▶ [Extract to read]
━━━━━━━━

ScaledByDesign/Insights
ServicesPricingAboutContact
Book a Call
Scaled By Design

Fractional CTO + execution partner for revenue-critical systems.

Company

  • About
  • Services
  • Contact

Resources

  • Insights
  • Pricing
  • FAQ

Legal

  • Privacy Policy
  • Terms of Service

© 2026 ScaledByDesign. All rights reserved.

contact@scaledbydesign.com

On This Page

The Temptation to BuildWhen to BuyWhen to BuildThe Hybrid ApproachOwn the Analysis LayerThe Assignment ArchitectureStatistical Rigor ChecklistThe Real Cost of Building
  1. Insights
  2. Split Testing & Tracking
  3. Experimentation Platforms — Build vs Buy Decision Framework

Experimentation Platforms — Build vs Buy Decision Framework

June 3, 2026·ScaledByDesign·
experimentationab-testingfeature-flagsbuild-vs-buyplatform

The Temptation to Build

Every engineering team that gets serious about experimentation eventually asks: "Why are we paying $50K/year for a platform when we could build this ourselves?" The answer is usually more nuanced than either camp admits.

━━━━━━━━

▶ [Data listing]
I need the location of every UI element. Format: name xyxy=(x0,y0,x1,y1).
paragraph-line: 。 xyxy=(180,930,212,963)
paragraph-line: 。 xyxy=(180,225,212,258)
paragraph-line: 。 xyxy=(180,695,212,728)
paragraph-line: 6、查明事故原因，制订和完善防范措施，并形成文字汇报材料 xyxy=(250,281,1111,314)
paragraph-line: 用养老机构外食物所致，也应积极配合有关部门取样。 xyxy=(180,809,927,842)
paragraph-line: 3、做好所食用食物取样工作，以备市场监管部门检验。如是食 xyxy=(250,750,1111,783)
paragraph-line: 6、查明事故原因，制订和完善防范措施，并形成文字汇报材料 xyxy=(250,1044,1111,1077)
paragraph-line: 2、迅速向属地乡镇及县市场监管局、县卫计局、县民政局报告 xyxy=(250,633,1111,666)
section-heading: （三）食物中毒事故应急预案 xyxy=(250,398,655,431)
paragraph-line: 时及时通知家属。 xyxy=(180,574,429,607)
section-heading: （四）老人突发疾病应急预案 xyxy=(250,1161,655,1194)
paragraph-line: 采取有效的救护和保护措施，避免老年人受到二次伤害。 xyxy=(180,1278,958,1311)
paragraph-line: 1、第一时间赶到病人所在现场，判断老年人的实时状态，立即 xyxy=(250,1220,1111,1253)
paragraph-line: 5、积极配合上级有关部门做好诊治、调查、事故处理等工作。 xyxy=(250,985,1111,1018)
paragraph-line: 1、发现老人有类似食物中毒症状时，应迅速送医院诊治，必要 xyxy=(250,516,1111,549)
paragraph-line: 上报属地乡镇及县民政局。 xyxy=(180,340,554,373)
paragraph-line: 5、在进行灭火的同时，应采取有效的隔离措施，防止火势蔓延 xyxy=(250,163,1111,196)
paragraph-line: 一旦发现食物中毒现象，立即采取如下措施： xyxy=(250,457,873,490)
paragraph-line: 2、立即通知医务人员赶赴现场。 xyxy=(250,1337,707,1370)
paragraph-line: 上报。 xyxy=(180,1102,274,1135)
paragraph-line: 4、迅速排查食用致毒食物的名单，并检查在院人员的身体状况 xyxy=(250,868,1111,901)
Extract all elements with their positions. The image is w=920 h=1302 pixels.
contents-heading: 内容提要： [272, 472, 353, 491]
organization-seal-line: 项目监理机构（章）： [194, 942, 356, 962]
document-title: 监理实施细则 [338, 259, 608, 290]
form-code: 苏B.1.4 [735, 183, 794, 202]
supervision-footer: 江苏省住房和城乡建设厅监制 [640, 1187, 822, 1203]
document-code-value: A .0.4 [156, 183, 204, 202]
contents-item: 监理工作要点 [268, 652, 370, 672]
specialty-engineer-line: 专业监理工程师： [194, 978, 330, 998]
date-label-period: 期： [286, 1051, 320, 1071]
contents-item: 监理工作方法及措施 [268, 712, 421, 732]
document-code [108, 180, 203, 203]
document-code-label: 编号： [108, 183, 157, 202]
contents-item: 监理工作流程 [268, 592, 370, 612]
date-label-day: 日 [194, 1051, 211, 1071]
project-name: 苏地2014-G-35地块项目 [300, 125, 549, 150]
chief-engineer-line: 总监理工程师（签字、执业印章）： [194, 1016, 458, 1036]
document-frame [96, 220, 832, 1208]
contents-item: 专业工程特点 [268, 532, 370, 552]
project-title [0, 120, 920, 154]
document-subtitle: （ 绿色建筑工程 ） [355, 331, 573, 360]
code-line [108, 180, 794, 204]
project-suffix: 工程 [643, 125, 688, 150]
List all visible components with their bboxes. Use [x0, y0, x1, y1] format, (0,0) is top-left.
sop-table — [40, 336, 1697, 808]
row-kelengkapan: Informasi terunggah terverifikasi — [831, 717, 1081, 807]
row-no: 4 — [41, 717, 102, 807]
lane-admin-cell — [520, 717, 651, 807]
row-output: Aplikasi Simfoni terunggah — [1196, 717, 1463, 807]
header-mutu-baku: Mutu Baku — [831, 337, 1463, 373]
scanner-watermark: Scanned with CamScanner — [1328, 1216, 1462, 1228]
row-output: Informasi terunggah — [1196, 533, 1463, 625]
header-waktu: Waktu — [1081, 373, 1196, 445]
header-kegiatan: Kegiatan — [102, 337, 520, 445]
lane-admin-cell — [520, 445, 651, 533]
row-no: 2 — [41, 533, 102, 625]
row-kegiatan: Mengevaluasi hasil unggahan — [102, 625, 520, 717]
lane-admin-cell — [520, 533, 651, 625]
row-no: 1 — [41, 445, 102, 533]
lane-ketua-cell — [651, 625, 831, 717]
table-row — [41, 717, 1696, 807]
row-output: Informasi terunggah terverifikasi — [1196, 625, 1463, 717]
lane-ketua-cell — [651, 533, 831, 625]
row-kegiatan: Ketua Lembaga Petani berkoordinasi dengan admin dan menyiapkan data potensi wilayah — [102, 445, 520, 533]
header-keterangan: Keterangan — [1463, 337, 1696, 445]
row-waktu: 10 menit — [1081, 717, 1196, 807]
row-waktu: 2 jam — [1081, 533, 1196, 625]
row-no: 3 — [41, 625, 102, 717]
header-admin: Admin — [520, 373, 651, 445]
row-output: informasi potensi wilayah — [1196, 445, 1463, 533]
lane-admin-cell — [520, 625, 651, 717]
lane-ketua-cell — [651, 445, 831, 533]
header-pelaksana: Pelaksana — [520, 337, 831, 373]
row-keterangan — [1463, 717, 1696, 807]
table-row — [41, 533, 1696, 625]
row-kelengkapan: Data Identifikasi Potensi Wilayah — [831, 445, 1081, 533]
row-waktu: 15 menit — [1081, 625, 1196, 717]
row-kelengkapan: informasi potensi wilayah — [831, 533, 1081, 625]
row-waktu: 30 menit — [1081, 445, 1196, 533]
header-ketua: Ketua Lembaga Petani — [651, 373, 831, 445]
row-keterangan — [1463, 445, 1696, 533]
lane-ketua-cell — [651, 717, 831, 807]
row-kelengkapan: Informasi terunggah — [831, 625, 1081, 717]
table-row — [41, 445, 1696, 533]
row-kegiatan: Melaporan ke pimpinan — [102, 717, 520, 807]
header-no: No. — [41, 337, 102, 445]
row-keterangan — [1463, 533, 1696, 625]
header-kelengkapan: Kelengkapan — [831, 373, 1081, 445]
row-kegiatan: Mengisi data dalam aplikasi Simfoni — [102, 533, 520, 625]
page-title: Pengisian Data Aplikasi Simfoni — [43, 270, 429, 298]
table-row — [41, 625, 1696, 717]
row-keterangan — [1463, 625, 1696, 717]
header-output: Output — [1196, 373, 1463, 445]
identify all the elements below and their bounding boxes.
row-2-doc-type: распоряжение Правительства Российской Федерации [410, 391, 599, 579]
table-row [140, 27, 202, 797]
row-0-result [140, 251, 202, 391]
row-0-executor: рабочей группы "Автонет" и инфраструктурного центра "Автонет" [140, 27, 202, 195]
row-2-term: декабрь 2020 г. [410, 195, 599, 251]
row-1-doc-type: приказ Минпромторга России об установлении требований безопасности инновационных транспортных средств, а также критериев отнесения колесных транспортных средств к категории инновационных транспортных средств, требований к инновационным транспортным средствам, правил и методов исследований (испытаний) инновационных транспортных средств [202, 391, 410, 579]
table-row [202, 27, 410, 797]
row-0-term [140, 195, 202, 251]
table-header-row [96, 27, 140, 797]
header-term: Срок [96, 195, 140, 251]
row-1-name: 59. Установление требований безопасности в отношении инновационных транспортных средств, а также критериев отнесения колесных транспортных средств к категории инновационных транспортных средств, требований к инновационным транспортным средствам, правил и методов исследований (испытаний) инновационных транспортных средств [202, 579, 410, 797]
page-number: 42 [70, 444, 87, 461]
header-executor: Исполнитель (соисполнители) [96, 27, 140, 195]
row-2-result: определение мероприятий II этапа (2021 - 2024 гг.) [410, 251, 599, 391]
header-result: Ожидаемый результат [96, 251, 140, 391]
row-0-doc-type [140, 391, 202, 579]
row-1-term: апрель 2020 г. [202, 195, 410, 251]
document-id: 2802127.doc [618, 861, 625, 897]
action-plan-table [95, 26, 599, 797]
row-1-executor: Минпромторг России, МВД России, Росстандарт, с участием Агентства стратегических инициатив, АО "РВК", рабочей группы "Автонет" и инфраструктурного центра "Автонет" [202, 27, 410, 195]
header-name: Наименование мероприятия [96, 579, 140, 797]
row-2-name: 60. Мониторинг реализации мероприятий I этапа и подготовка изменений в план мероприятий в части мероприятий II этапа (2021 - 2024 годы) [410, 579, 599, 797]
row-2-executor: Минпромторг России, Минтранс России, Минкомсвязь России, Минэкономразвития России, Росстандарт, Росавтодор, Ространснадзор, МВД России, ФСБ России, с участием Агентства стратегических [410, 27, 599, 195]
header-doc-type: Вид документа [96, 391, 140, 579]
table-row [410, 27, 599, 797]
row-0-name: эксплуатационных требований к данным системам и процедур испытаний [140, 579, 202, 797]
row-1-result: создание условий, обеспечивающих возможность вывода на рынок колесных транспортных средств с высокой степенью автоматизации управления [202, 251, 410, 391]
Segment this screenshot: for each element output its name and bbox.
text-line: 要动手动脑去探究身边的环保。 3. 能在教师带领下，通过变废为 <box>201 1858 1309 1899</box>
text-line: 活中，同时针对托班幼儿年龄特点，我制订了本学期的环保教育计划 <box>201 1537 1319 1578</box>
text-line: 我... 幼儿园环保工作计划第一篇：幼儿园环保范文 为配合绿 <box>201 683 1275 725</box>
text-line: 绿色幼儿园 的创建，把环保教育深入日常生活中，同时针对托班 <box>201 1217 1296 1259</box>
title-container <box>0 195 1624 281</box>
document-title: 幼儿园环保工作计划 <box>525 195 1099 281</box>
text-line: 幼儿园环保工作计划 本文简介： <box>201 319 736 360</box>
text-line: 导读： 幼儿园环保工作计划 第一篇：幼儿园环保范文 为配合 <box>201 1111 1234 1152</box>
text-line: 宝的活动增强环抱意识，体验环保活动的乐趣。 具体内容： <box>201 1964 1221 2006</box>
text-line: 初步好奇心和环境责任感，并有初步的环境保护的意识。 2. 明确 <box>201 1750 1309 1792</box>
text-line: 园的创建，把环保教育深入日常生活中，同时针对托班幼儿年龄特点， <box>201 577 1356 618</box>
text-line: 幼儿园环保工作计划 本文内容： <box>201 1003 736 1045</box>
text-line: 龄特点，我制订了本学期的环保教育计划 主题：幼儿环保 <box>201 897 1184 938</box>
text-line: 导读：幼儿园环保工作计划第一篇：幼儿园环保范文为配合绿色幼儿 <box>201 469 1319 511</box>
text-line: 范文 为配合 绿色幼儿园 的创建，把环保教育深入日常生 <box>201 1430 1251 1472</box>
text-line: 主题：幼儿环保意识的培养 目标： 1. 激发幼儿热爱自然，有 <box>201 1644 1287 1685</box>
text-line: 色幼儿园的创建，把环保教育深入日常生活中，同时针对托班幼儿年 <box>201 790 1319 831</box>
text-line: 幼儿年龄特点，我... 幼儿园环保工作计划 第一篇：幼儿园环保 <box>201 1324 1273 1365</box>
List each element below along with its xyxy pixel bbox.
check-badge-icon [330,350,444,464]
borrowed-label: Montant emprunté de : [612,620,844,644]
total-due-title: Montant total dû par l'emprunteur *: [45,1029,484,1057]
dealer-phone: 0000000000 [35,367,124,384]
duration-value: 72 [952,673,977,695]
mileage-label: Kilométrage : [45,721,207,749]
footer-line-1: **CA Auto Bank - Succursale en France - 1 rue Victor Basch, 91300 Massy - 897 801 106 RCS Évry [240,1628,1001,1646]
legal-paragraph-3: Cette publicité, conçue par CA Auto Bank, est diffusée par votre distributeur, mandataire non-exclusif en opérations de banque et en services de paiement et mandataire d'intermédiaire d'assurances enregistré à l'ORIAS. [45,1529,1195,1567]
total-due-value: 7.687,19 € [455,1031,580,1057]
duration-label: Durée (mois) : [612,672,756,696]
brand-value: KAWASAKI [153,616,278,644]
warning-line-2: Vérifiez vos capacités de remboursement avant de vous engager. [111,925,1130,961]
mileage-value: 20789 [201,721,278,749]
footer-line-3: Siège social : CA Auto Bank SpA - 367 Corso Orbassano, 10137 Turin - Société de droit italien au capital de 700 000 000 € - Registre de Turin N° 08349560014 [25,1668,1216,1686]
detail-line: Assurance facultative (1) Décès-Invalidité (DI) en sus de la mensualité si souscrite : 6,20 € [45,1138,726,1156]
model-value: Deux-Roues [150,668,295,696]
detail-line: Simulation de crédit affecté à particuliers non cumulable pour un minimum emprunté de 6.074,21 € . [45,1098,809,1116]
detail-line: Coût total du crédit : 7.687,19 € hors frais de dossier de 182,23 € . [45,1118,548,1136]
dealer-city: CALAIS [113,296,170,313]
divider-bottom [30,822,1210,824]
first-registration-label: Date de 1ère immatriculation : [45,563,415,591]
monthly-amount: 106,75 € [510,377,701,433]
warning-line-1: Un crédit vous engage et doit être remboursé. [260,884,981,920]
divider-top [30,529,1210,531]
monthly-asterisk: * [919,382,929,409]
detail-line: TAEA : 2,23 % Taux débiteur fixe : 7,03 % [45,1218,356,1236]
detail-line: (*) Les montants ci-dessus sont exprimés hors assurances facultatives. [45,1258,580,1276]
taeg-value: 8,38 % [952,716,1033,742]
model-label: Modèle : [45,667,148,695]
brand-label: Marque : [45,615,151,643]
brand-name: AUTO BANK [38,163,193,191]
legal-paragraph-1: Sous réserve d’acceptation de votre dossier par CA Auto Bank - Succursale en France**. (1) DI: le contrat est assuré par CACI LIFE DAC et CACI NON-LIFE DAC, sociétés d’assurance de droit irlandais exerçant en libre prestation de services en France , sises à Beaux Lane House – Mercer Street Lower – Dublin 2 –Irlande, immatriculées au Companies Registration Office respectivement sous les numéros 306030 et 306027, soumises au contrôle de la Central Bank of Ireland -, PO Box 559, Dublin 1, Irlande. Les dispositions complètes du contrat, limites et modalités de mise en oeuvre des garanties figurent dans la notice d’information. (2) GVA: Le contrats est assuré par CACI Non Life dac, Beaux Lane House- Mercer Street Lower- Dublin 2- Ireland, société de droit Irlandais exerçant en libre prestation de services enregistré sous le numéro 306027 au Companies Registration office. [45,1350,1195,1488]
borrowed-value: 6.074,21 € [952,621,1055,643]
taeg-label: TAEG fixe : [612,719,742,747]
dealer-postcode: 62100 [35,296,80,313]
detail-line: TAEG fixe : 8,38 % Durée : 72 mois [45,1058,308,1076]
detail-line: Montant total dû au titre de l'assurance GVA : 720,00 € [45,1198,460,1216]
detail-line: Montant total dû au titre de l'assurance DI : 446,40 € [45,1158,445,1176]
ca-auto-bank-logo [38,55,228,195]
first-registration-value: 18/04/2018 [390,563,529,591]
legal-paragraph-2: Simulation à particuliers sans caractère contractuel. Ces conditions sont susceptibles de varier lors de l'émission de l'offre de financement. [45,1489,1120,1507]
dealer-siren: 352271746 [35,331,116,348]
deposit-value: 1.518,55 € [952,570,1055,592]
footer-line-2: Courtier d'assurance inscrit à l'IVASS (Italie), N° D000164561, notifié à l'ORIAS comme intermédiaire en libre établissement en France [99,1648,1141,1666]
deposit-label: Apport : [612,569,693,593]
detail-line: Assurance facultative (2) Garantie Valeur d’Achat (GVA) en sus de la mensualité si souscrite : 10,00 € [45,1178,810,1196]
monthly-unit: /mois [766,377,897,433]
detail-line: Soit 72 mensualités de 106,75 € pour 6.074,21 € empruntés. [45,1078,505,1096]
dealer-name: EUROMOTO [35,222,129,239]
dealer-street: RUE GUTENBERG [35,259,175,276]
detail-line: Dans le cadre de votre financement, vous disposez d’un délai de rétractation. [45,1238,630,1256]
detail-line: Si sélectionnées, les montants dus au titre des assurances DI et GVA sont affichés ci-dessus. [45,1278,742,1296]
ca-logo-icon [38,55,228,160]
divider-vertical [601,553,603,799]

━━━━━━━━

▶ [Exercise A]
Using the page on experimentation platforms, answer each question on its own line:
(i) How does ScaledByDesign describe itself?
(ii) On what date was the build-vs-buy piece published?
(iii) What yearly platform cost does the opening question mention?
▶ [Exercise B] Carry the build-vs-buy article on experimentation platforms forward, starting right after its last sentence.

▶ [Task response A]
(i) As a fractional CTO and execution partner for revenue-critical systems.
(ii) June 3, 2026.
(iii) $50K per year.

▶ [Task response B]
A series B startup built their own experimentation platform. It took 3 engineers 4 months. It worked for simple A/B tests. Then they needed multivariate tests, statistical significance calculations, mutual exclusion groups, and integration with their data warehouse. Eighteen months later, they had 2 full-time engineers maintaining the platform instead of building product.

When to Buy

Buy an experimentation platform when:
  ✓ You run fewer than 50 experiments per quarter
  ✓ Your engineering team is under 30 people
  ✓ You need results quickly (weeks, not quarters to get started)
  ✓ You don't have a dedicated data science team
  ✓ Your experiments are primarily UI/UX changes
  ✓ You need compliance features (audit logs, approval workflows)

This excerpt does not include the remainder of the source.